* _WHAT THE TASK ASKS_:
Reproduce the records below in their entirety, character for character.

* _SUPPLIED MATERIAL_:

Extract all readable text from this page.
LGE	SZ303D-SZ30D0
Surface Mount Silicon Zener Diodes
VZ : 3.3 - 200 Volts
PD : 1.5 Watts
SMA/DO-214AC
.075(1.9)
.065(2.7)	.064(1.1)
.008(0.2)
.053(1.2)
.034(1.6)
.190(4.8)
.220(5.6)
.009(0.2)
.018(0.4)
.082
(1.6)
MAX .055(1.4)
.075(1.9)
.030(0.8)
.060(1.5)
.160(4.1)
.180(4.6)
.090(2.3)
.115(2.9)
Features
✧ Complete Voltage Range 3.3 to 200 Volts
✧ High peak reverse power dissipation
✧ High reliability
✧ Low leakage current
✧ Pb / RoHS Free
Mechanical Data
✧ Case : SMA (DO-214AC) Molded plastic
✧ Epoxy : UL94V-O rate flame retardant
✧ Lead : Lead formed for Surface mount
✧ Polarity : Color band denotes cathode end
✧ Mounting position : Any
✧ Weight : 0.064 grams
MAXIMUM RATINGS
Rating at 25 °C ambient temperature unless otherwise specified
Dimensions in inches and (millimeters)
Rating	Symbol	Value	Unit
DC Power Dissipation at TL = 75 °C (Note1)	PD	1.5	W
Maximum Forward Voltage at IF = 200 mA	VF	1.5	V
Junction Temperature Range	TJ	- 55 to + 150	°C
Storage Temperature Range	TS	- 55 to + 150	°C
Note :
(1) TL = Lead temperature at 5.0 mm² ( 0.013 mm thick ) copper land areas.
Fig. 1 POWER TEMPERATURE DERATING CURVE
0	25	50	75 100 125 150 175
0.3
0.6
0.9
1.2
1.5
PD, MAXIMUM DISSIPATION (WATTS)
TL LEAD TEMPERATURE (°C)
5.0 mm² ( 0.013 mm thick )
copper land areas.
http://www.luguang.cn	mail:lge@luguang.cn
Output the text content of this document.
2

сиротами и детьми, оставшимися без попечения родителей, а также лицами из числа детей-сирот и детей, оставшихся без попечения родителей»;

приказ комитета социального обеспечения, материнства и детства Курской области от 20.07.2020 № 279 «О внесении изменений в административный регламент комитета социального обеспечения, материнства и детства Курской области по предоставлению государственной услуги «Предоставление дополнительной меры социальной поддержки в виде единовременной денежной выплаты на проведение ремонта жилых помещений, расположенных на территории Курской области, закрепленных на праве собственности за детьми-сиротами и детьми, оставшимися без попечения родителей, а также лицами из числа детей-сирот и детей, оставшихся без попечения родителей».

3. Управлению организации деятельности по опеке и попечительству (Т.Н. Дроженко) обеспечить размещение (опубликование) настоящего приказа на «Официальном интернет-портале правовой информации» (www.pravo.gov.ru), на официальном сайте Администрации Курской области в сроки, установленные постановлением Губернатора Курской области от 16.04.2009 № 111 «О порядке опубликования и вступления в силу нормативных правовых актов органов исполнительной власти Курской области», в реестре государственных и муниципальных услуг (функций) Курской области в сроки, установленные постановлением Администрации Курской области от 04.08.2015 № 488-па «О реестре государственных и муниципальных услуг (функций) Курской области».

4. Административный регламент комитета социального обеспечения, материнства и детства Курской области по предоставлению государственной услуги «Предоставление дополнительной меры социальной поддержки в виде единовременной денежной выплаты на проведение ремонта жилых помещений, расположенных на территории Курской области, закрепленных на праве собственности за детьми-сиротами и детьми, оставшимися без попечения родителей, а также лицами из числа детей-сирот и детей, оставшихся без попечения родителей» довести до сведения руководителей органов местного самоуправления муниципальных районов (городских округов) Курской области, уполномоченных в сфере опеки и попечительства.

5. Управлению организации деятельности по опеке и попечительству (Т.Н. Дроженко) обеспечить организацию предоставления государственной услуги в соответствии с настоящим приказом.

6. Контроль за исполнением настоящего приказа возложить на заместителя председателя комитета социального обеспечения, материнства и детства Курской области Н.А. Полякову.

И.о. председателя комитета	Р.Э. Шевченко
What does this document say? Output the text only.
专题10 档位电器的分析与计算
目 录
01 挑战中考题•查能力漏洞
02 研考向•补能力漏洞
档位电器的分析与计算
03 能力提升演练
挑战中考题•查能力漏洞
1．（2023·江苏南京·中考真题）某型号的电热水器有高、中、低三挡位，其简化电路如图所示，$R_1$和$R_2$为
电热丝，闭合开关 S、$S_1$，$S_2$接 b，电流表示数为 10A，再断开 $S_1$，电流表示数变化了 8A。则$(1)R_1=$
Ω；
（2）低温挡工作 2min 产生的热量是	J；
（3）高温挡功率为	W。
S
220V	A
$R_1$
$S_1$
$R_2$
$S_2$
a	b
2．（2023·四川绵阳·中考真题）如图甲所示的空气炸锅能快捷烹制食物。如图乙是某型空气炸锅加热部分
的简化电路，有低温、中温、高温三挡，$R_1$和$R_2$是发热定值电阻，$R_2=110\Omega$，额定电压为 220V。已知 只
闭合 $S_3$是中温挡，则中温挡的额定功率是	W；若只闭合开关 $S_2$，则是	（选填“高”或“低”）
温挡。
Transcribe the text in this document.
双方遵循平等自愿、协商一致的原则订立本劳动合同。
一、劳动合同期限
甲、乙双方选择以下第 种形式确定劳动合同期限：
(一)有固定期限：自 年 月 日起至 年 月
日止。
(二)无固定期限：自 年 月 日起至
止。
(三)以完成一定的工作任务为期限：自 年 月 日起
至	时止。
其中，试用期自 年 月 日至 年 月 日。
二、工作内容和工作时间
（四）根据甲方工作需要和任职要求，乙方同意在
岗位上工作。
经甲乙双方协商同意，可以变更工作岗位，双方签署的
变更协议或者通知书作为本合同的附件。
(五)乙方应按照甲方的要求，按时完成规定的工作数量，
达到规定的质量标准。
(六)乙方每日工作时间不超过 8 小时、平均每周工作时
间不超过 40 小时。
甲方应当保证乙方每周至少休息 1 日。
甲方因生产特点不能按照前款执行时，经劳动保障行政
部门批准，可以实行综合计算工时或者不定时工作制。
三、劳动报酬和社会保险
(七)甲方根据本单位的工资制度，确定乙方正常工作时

* _ANSWER IN FULL_:
Extract all readable text from this page.
LGE	SZ303D-SZ30D0
Surface Mount Silicon Zener Diodes
VZ : 3.3 - 200 Volts
PD : 1.5 Watts
SMA/DO-214AC
.075(1.9)
.065(2.7)	.064(1.1)
.008(0.2)
.053(1.2)
.034(1.6)
.190(4.8)
.220(5.6)
.009(0.2)
.018(0.4)
.082
(1.6)
MAX .055(1.4)
.075(1.9)
.030(0.8)
.060(1.5)
.160(4.1)
.180(4.6)
.090(2.3)
.115(2.9)
Features
✧ Complete Voltage Range 3.3 to 200 Volts
✧ High peak reverse power dissipation
✧ High reliability
✧ Low leakage current
✧ Pb / RoHS Free
Mechanical Data
✧ Case : SMA (DO-214AC) Molded plastic
✧ Epoxy : UL94V-O rate flame retardant
✧ Lead : Lead formed for Surface mount
✧ Polarity : Color band denotes cathode end
✧ Mounting position : Any
✧ Weight : 0.064 grams
MAXIMUM RATINGS
Rating at 25 °C ambient temperature unless otherwise specified
Dimensions in inches and (millimeters)
Rating	Symbol	Value	Unit
DC Power Dissipation at TL = 75 °C (Note1)	PD	1.5	W
Maximum Forward Voltage at IF = 200 mA	VF	1.5	V
Junction Temperature Range	TJ	- 55 to + 150	°C
Storage Temperature Range	TS	- 55 to + 150	°C
Note :
(1) TL = Lead temperature at 5.0 mm² ( 0.013 mm thick ) copper land areas.
Fig. 1 POWER TEMPERATURE DERATING CURVE
0	25	50	75 100 125 150 175
0.3
0.6
0.9
1.2
1.5
PD, MAXIMUM DISSIPATION (WATTS)
TL LEAD TEMPERATURE (°C)
5.0 mm² ( 0.013 mm thick )
copper land areas.
http://www.luguang.cn	mail:lge@luguang.cn
Output the text content of this document.
2

сиротами и детьми, оставшимися без попечения родителей, а также лицами из числа детей-сирот и детей, оставшихся без попечения родителей»;

приказ комитета социального обеспечения, материнства и детства Курской области от 20.07.2020 № 279 «О внесении изменений в административный регламент комитета социального обеспечения, материнства и детства Курской области по предоставлению государственной услуги «Предоставление дополнительной меры социальной поддержки в виде единовременной денежной выплаты на проведение ремонта жилых помещений, расположенных на территории Курской области, закрепленных на праве собственности за детьми-сиротами и детьми, оставшимися без попечения родителей, а также лицами из числа детей-сирот и детей, оставшихся без попечения родителей».

3. Управлению организации деятельности по опеке и попечительству (Т.Н. Дроженко) обеспечить размещение (опубликование) настоящего приказа на «Официальном интернет-портале правовой информации» (www.pravo.gov.ru), на официальном сайте Администрации Курской области в сроки, установленные постановлением Губернатора Курской области от 16.04.2009 № 111 «О порядке опубликования и вступления в силу нормативных правовых актов органов исполнительной власти Курской области», в реестре государственных и муниципальных услуг (функций) Курской области в сроки, установленные постановлением Администрации Курской области от 04.08.2015 № 488-па «О реестре государственных и муниципальных услуг (функций) Курской области».

4. Административный регламент комитета социального обеспечения, материнства и детства Курской области по предоставлению государственной услуги «Предоставление дополнительной меры социальной поддержки в виде единовременной денежной выплаты на проведение ремонта жилых помещений, расположенных на территории Курской области, закрепленных на праве собственности за детьми-сиротами и детьми, оставшимися без попечения родителей, а также лицами из числа детей-сирот и детей, оставшихся без попечения родителей» довести до сведения руководителей органов местного самоуправления муниципальных районов (городских округов) Курской области, уполномоченных в сфере опеки и попечительства.

5. Управлению организации деятельности по опеке и попечительству (Т.Н. Дроженко) обеспечить организацию предоставления государственной услуги в соответствии с настоящим приказом.

6. Контроль за исполнением настоящего приказа возложить на заместителя председателя комитета социального обеспечения, материнства и детства Курской области Н.А. Полякову.

И.о. председателя комитета	Р.Э. Шевченко
What does this document say? Output the text only.
专题10 档位电器的分析与计算
目 录
01 挑战中考题•查能力漏洞
02 研考向•补能力漏洞
档位电器的分析与计算
03 能力提升演练
挑战中考题•查能力漏洞
1．（2023·江苏南京·中考真题）某型号的电热水器有高、中、低三挡位，其简化电路如图所示，$R_1$和$R_2$为
电热丝，闭合开关 S、$S_1$，$S_2$接 b，电流表示数为 10A，再断开 $S_1$，电流表示数变化了 8A。则$(1)R_1=$
Ω；
（2）低温挡工作 2min 产生的热量是	J；
（3）高温挡功率为	W。
S
220V	A
$R_1$
$S_1$
$R_2$
$S_2$
a	b
2．（2023·四川绵阳·中考真题）如图甲所示的空气炸锅能快捷烹制食物。如图乙是某型空气炸锅加热部分
的简化电路，有低温、中温、高温三挡，$R_1$和$R_2$是发热定值电阻，$R_2=110\Omega$，额定电压为 220V。已知 只
闭合 $S_3$是中温挡，则中温挡的额定功率是	W；若只闭合开关 $S_2$，则是	（选填“高”或“低”）
温挡。
Transcribe the text in this document.
双方遵循平等自愿、协商一致的原则订立本劳动合同。
一、劳动合同期限
甲、乙双方选择以下第 种形式确定劳动合同期限：
(一)有固定期限：自 年 月 日起至 年 月
日止。
(二)无固定期限：自 年 月 日起至
止。
(三)以完成一定的工作任务为期限：自 年 月 日起
至	时止。
其中，试用期自 年 月 日至 年 月 日。
二、工作内容和工作时间
（四）根据甲方工作需要和任职要求，乙方同意在
岗位上工作。
经甲乙双方协商同意，可以变更工作岗位，双方签署的
变更协议或者通知书作为本合同的附件。
(五)乙方应按照甲方的要求，按时完成规定的工作数量，
达到规定的质量标准。
(六)乙方每日工作时间不超过 8 小时、平均每周工作时
间不超过 40 小时。
甲方应当保证乙方每周至少休息 1 日。
甲方因生产特点不能按照前款执行时，经劳动保障行政
部门批准，可以实行综合计算工时或者不定时工作制。
三、劳动报酬和社会保险
(七)甲方根据本单位的工资制度，确定乙方正常工作时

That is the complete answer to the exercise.